Required work:
Reproduce the whole listing, character for character.

======== Source data

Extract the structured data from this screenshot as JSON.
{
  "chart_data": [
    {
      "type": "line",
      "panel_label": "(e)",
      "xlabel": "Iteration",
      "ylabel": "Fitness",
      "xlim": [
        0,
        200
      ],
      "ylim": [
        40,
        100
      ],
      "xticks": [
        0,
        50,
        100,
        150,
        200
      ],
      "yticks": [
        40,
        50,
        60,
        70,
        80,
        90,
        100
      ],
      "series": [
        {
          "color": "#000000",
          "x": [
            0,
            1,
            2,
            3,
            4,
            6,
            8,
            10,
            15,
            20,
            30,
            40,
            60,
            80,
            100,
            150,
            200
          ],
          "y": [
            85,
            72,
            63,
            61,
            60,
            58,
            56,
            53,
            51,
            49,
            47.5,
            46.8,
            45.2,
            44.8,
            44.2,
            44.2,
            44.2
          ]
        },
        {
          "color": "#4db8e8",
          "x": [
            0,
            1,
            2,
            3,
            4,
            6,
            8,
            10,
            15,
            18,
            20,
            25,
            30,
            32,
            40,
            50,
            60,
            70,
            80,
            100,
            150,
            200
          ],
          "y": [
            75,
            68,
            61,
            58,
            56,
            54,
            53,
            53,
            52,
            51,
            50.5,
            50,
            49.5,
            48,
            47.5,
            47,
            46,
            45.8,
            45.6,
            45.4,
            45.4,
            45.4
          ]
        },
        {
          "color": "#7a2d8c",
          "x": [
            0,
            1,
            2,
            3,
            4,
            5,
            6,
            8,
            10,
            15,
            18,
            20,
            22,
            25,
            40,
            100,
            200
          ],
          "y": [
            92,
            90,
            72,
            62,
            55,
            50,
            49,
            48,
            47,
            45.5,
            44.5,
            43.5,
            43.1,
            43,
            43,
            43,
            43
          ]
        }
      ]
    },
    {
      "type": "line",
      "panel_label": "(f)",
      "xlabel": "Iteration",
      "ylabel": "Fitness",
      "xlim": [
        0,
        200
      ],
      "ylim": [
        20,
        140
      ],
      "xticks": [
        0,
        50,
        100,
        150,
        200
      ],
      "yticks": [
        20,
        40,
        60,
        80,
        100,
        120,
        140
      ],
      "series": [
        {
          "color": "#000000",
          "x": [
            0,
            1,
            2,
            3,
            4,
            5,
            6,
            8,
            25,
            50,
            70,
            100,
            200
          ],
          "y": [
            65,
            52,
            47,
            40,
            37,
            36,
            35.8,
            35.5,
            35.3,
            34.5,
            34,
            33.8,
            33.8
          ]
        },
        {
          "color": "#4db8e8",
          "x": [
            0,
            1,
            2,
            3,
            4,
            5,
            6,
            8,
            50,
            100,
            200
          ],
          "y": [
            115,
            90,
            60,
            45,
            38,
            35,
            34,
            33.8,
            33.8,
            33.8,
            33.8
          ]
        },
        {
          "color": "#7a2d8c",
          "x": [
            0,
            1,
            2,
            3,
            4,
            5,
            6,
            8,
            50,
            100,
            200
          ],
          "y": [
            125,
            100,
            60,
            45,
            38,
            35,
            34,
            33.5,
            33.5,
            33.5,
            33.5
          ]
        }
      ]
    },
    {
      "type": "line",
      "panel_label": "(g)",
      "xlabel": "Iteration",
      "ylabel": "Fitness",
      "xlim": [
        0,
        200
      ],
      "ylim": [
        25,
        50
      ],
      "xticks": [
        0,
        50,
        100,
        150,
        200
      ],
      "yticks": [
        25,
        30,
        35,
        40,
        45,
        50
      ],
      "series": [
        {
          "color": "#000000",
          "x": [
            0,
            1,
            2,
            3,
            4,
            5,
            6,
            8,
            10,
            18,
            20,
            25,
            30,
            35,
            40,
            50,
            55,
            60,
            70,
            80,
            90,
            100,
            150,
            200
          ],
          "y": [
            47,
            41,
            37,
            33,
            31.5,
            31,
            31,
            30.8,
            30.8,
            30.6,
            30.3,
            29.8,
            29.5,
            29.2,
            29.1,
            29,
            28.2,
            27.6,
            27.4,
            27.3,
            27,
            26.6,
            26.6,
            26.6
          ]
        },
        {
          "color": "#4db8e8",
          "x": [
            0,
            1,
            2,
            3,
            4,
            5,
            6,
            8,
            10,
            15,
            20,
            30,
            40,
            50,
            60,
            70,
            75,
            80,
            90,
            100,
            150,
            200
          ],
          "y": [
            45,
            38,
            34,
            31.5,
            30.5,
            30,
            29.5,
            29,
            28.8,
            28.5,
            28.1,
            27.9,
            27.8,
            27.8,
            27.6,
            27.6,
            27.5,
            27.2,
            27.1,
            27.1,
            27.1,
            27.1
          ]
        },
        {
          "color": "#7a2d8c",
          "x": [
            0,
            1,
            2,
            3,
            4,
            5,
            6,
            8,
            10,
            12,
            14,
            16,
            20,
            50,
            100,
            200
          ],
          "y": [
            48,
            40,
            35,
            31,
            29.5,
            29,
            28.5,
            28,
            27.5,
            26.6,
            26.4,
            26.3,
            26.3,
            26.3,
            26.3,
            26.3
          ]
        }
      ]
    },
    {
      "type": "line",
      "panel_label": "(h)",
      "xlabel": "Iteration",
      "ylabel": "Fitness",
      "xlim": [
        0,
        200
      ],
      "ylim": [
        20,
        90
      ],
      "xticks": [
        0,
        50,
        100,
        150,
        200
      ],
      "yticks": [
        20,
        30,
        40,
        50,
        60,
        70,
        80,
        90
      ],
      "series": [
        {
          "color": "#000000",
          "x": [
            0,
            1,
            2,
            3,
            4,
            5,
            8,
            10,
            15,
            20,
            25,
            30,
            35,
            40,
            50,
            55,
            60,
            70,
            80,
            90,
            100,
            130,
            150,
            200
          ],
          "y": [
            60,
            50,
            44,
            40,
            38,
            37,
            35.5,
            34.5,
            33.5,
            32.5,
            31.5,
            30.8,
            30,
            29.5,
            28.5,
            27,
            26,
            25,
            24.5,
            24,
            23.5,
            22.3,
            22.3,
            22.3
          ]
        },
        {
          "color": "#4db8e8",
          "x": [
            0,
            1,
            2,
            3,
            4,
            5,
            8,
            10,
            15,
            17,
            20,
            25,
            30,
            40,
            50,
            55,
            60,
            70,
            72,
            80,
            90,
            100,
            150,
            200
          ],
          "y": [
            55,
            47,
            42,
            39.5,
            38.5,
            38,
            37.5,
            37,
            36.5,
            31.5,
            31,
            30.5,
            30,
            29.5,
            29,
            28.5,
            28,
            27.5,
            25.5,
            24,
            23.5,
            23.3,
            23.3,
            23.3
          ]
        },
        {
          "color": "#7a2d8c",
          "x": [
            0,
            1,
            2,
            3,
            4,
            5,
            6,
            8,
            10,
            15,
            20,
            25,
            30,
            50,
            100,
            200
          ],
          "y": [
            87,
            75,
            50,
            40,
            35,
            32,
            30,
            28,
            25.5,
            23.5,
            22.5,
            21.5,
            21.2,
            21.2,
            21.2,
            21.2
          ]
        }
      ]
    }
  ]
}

================

Written answer:
Extract the structured data from this screenshot as JSON.
{
  "chart_data": [
    {
      "type": "line",
      "panel_label": "(e)",
      "xlabel": "Iteration",
      "ylabel": "Fitness",
      "xlim": [
        0,
        200
      ],
      "ylim": [
        40,
        100
      ],
      "xticks": [
        0,
        50,
        100,
        150,
        200
      ],
      "yticks": [
        40,
        50,
        60,
        70,
        80,
        90,
        100
      ],
      "series": [
        {
          "color": "#000000",
          "x": [
            0,
            1,
            2,
            3,
            4,
            6,
            8,
            10,
            15,
            20,
            30,
            40,
            60,
            80,
            100,
            150,
            200
          ],
          "y": [
            85,
            72,
            63,
            61,
            60,
            58,
            56,
            53,
            51,
            49,
            47.5,
            46.8,
            45.2,
            44.8,
            44.2,
            44.2,
            44.2
          ]
        },
        {
          "color": "#4db8e8",
          "x": [
            0,
            1,
            2,
            3,
            4,
            6,
            8,
            10,
            15,
            18,
            20,
            25,
            30,
            32,
            40,
            50,
            60,
            70,
            80,
            100,
            150,
            200
          ],
          "y": [
            75,
            68,
            61,
            58,
            56,
            54,
            53,
            53,
            52,
            51,
            50.5,
            50,
            49.5,
            48,
            47.5,
            47,
            46,
            45.8,
            45.6,
            45.4,
            45.4,
            45.4
          ]
        },
        {
          "color": "#7a2d8c",
          "x": [
            0,
            1,
            2,
            3,
            4,
            5,
            6,
            8,
            10,
            15,
            18,
            20,
            22,
            25,
            40,
            100,
            200
          ],
          "y": [
            92,
            90,
            72,
            62,
            55,
            50,
            49,
            48,
            47,
            45.5,
            44.5,
            43.5,
            43.1,
            43,
            43,
            43,
            43
          ]
        }
      ]
    },
    {
      "type": "line",
      "panel_label": "(f)",
      "xlabel": "Iteration",
      "ylabel": "Fitness",
      "xlim": [
        0,
        200
      ],
      "ylim": [
        20,
        140
      ],
      "xticks": [
        0,
        50,
        100,
        150,
        200
      ],
      "yticks": [
        20,
        40,
        60,
        80,
        100,
        120,
        140
      ],
      "series": [
        {
          "color": "#000000",
          "x": [
            0,
            1,
            2,
            3,
            4,
            5,
            6,
            8,
            25,
            50,
            70,
            100,
            200
          ],
          "y": [
            65,
            52,
            47,
            40,
            37,
            36,
            35.8,
            35.5,
            35.3,
            34.5,
            34,
            33.8,
            33.8
          ]
        },
        {
          "color": "#4db8e8",
          "x": [
            0,
            1,
            2,
            3,
            4,
            5,
            6,
            8,
            50,
            100,
            200
          ],
          "y": [
            115,
            90,
            60,
            45,
            38,
            35,
            34,
            33.8,
            33.8,
            33.8,
            33.8
          ]
        },
        {
          "color": "#7a2d8c",
          "x": [
            0,
            1,
            2,
            3,
            4,
            5,
            6,
            8,
            50,
            100,
            200
          ],
          "y": [
            125,
            100,
            60,
            45,
            38,
            35,
            34,
            33.5,
            33.5,
            33.5,
            33.5
          ]
        }
      ]
    },
    {
      "type": "line",
      "panel_label": "(g)",
      "xlabel": "Iteration",
      "ylabel": "Fitness",
      "xlim": [
        0,
        200
      ],
      "ylim": [
        25,
        50
      ],
      "xticks": [
        0,
        50,
        100,
        150,
        200
      ],
      "yticks": [
        25,
        30,
        35,
        40,
        45,
        50
      ],
      "series": [
        {
          "color": "#000000",
          "x": [
            0,
            1,
            2,
            3,
            4,
            5,
            6,
            8,
            10,
            18,
            20,
            25,
            30,
            35,
            40,
            50,
            55,
            60,
            70,
            80,
            90,
            100,
            150,
            200
          ],
          "y": [
            47,
            41,
            37,
            33,
            31.5,
            31,
            31,
            30.8,
            30.8,
            30.6,
            30.3,
            29.8,
            29.5,
            29.2,
            29.1,
            29,
            28.2,
            27.6,
            27.4,
            27.3,
            27,
            26.6,
            26.6,
            26.6
          ]
        },
        {
          "color": "#4db8e8",
          "x": [
            0,
            1,
            2,
            3,
            4,
            5,
            6,
            8,
            10,
            15,
            20,
            30,
            40,
            50,
            60,
            70,
            75,
            80,
            90,
            100,
            150,
            200
          ],
          "y": [
            45,
            38,
            34,
            31.5,
            30.5,
            30,
            29.5,
            29,
            28.8,
            28.5,
            28.1,
            27.9,
            27.8,
            27.8,
            27.6,
            27.6,
            27.5,
            27.2,
            27.1,
            27.1,
            27.1,
            27.1
          ]
        },
        {
          "color": "#7a2d8c",
          "x": [
            0,
            1,
            2,
            3,
            4,
            5,
            6,
            8,
            10,
            12,
            14,
            16,
            20,
            50,
            100,
            200
          ],
          "y": [
            48,
            40,
            35,
            31,
            29.5,
            29,
            28.5,
            28,
            27.5,
            26.6,
            26.4,
            26.3,
            26.3,
            26.3,
            26.3,
            26.3
          ]
        }
      ]
    },
    {
      "type": "line",
      "panel_label": "(h)",
      "xlabel": "Iteration",
      "ylabel": "Fitness",
      "xlim": [
        0,
        200
      ],
      "ylim": [
        20,
        90
      ],
      "xticks": [
        0,
        50,
        100,
        150,
        200
      ],
      "yticks": [
        20,
        30,
        40,
        50,
        60,
        70,
        80,
        90
      ],
      "series": [
        {
          "color": "#000000",
          "x": [
            0,
            1,
            2,
            3,
            4,
            5,
            8,
            10,
            15,
            20,
            25,
            30,
            35,
            40,
            50,
            55,
            60,
            70,
            80,
            90,
            100,
            130,
            150,
            200
          ],
          "y": [
            60,
            50,
            44,
            40,
            38,
            37,
            35.5,
            34.5,
            33.5,
            32.5,
            31.5,
            30.8,
            30,
            29.5,
            28.5,
            27,
            26,
            25,
            24.5,
            24,
            23.5,
            22.3,
            22.3,
            22.3
          ]
        },
        {
          "color": "#4db8e8",
          "x": [
            0,
            1,
            2,
            3,
            4,
            5,
            8,
            10,
            15,
            17,
            20,
            25,
            30,
            40,
            50,
            55,
            60,
            70,
            72,
            80,
            90,
            100,
            150,
            200
          ],
          "y": [
            55,
            47,
            42,
            39.5,
            38.5,
            38,
            37.5,
            37,
            36.5,
            31.5,
            31,
            30.5,
            30,
            29.5,
            29,
            28.5,
            28,
            27.5,
            25.5,
            24,
            23.5,
            23.3,
            23.3,
            23.3
          ]
        },
        {
          "color": "#7a2d8c",
          "x": [
            0,
            1,
            2,
            3,
            4,
            5,
            6,
            8,
            10,
            15,
            20,
            25,
            30,
            50,
            100,
            200
          ],
          "y": [
            87,
            75,
            50,
            40,
            35,
            32,
            30,
            28,
            25.5,
            23.5,
            22.5,
            21.5,
            21.2,
            21.2,
            21.2,
            21.2
          ]
        }
      ]
    }
  ]
}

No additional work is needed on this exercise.